# Exercise prompt:
List each line holding the string "domain".

# Exercise material:
^^^^

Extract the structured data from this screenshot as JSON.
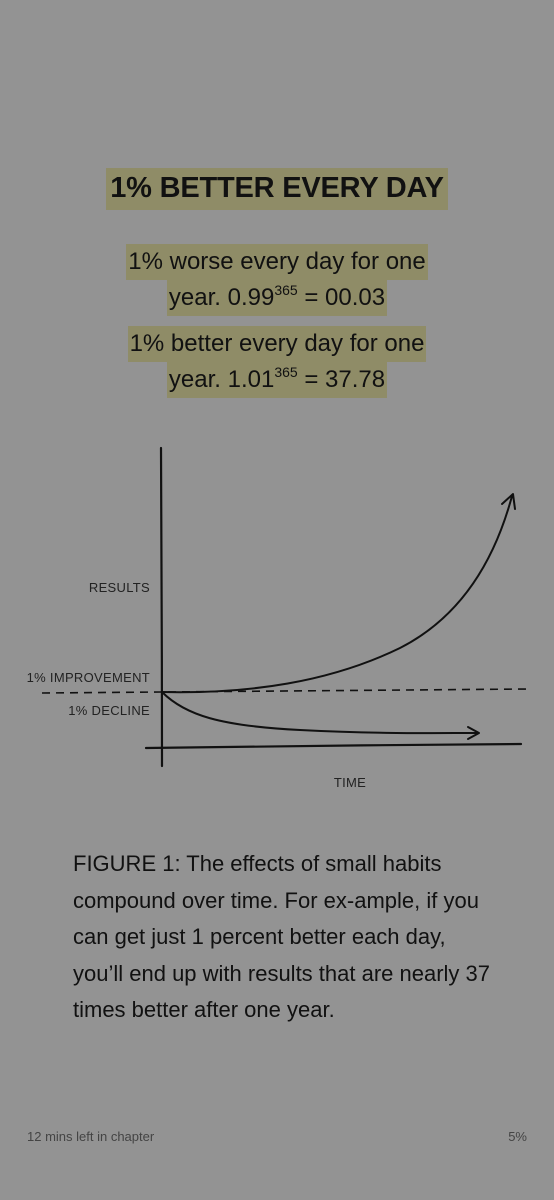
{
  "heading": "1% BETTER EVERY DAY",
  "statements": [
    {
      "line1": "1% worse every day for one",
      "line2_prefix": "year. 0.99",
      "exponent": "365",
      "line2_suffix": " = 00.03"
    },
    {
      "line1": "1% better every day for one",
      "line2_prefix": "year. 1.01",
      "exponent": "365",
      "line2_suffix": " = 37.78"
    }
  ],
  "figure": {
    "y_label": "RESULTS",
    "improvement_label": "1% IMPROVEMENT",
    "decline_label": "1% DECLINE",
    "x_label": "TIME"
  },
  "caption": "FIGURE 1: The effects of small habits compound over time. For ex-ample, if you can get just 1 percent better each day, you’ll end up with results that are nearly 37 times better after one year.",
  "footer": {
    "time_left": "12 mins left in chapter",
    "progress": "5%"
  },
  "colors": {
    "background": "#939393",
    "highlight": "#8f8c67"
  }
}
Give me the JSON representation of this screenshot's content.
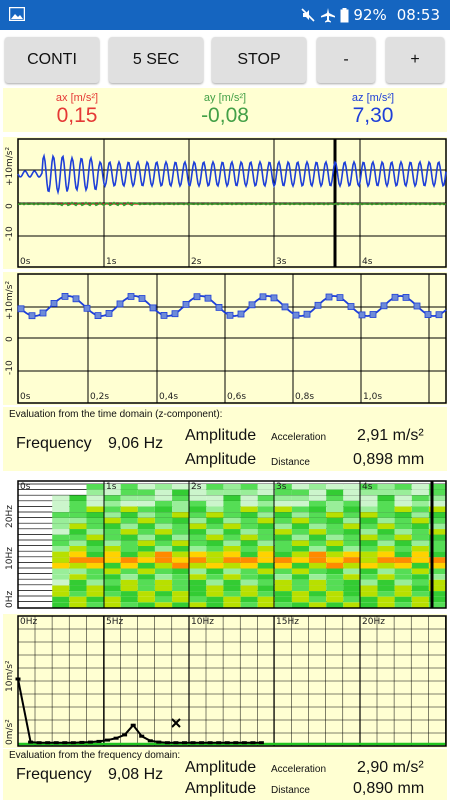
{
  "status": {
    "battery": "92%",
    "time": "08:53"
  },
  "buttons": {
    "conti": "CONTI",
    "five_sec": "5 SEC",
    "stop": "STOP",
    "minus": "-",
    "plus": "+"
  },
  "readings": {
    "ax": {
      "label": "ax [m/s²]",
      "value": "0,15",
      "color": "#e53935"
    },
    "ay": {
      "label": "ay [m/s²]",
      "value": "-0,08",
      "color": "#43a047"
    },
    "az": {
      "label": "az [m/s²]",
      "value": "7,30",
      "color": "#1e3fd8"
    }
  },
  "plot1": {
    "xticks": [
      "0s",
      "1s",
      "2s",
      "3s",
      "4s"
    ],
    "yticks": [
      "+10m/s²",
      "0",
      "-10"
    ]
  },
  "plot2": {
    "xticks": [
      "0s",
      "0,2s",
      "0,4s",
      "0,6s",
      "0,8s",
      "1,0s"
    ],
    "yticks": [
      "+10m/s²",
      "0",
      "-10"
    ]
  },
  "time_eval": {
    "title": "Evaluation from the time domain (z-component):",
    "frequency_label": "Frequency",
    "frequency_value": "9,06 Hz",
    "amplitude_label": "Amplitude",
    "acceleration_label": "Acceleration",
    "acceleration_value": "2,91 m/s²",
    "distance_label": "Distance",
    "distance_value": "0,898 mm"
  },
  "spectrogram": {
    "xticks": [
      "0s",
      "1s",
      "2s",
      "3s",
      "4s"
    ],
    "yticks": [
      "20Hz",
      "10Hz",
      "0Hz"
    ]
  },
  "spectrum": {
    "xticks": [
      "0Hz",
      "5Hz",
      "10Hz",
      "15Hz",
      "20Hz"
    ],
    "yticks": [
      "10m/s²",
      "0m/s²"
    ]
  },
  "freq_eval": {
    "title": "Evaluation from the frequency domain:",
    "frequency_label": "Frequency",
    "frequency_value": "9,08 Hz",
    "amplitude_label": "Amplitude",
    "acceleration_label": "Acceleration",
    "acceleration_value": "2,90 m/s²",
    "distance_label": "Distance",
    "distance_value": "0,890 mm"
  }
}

^^^^

# Full response:
    "title": "Evaluation from the time domain (z-component):",
    "title": "Evaluation from the frequency domain:",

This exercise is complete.